**WRITTEN TASK**
Find all lines in the listing that include the word "structured", then copy them.

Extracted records
++++++++++++++++++++
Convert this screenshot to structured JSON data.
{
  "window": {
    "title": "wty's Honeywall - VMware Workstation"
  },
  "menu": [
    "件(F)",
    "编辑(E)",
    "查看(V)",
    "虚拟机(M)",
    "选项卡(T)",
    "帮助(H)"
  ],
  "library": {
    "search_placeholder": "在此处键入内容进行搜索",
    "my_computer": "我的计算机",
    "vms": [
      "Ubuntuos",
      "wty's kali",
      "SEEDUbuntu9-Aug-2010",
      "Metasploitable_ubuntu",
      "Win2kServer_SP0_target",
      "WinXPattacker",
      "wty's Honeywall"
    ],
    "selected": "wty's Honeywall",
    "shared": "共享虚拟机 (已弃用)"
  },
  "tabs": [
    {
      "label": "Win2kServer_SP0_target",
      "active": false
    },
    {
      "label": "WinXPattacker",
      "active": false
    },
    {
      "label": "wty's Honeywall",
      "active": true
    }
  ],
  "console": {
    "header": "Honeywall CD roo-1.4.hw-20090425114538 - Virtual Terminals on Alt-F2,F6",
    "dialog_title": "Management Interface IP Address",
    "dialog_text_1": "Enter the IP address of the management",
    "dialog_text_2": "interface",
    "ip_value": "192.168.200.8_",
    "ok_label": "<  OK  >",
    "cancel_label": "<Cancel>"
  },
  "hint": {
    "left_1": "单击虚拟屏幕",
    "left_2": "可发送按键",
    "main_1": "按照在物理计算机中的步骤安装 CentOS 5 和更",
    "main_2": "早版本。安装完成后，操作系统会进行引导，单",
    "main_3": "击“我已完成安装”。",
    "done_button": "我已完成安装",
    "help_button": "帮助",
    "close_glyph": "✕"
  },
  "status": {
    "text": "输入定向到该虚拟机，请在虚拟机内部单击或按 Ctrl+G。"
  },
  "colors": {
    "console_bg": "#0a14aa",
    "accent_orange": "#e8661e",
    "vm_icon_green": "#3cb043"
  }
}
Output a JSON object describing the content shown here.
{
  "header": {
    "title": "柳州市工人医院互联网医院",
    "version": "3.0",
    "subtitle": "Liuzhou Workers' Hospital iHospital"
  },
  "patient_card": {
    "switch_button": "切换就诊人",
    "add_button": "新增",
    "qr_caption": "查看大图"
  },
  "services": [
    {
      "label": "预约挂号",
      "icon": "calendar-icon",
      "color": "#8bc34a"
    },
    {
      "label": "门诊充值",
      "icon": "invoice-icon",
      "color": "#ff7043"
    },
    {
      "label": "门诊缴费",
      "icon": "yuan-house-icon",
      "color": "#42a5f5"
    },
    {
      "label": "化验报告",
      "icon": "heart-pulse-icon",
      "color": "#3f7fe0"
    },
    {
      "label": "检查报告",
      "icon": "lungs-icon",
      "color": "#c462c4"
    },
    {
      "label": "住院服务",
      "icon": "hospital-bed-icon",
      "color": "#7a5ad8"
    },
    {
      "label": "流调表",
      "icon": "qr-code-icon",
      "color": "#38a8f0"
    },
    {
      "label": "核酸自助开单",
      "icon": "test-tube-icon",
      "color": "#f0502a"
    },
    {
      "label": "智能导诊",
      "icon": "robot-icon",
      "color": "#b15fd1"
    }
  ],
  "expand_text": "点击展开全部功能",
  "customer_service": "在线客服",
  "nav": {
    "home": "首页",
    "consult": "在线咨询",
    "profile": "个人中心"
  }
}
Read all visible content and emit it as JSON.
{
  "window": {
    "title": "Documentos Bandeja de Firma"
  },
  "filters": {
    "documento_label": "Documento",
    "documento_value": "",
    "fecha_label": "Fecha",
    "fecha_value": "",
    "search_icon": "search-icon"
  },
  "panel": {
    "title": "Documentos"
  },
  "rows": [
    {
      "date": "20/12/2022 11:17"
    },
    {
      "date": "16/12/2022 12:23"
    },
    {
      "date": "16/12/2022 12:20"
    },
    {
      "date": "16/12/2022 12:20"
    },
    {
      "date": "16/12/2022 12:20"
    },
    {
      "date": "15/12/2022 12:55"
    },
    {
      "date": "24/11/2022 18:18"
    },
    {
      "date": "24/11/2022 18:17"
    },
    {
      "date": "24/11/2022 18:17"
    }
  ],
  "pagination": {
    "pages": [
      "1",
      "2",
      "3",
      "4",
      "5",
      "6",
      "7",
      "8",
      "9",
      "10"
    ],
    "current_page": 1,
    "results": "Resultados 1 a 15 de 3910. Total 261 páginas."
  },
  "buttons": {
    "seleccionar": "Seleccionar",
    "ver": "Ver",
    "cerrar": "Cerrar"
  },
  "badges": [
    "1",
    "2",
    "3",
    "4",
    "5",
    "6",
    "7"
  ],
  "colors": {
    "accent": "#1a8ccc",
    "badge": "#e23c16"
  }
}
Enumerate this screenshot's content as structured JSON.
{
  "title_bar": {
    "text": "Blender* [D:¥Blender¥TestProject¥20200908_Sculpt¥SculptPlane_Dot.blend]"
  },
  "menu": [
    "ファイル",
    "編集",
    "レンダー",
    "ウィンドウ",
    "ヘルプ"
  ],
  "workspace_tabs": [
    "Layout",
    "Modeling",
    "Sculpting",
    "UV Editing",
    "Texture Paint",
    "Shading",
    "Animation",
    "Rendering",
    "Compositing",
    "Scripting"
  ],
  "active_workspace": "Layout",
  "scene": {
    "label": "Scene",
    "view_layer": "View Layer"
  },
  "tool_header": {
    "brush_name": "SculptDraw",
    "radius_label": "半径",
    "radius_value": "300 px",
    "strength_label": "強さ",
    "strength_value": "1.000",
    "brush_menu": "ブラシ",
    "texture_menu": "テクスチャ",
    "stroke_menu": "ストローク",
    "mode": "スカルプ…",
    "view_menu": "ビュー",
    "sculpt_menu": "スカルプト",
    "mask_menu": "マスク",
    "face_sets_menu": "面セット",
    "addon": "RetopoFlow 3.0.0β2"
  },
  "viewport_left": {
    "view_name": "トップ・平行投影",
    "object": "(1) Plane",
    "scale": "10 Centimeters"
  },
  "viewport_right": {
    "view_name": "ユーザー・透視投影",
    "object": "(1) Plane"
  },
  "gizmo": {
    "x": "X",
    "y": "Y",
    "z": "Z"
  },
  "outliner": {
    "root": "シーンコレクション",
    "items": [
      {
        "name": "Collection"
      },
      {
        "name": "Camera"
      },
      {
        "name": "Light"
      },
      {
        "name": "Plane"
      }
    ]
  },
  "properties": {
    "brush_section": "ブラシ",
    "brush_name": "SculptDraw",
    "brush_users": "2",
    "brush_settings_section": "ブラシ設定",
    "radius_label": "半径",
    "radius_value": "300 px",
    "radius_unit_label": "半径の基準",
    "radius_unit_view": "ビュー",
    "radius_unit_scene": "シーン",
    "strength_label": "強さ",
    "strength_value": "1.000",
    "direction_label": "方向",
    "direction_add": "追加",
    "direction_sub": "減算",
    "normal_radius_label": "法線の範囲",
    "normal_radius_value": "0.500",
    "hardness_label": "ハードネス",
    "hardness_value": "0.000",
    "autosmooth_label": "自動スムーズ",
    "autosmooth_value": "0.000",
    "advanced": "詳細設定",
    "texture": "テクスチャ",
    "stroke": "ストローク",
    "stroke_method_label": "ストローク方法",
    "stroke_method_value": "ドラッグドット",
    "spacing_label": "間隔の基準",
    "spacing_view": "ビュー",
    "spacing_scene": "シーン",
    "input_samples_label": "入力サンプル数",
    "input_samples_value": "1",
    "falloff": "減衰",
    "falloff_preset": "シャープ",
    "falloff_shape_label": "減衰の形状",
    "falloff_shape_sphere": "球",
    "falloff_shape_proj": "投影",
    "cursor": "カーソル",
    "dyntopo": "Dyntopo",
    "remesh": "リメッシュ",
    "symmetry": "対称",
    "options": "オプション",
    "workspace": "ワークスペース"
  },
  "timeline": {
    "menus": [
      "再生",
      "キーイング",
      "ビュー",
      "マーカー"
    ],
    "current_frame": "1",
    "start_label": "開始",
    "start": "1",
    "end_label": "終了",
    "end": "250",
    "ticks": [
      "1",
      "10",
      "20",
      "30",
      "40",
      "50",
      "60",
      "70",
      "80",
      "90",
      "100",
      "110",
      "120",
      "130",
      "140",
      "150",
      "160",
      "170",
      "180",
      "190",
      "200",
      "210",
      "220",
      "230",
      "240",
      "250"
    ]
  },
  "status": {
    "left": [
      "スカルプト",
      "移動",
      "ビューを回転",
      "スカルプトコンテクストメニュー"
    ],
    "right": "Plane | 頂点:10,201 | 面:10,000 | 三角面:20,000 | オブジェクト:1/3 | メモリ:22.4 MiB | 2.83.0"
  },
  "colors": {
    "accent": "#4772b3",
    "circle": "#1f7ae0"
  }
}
++++++++++++++++++++
**TASK ANSWER**
Convert this screenshot to structured JSON data.
Enumerate this screenshot's content as structured JSON.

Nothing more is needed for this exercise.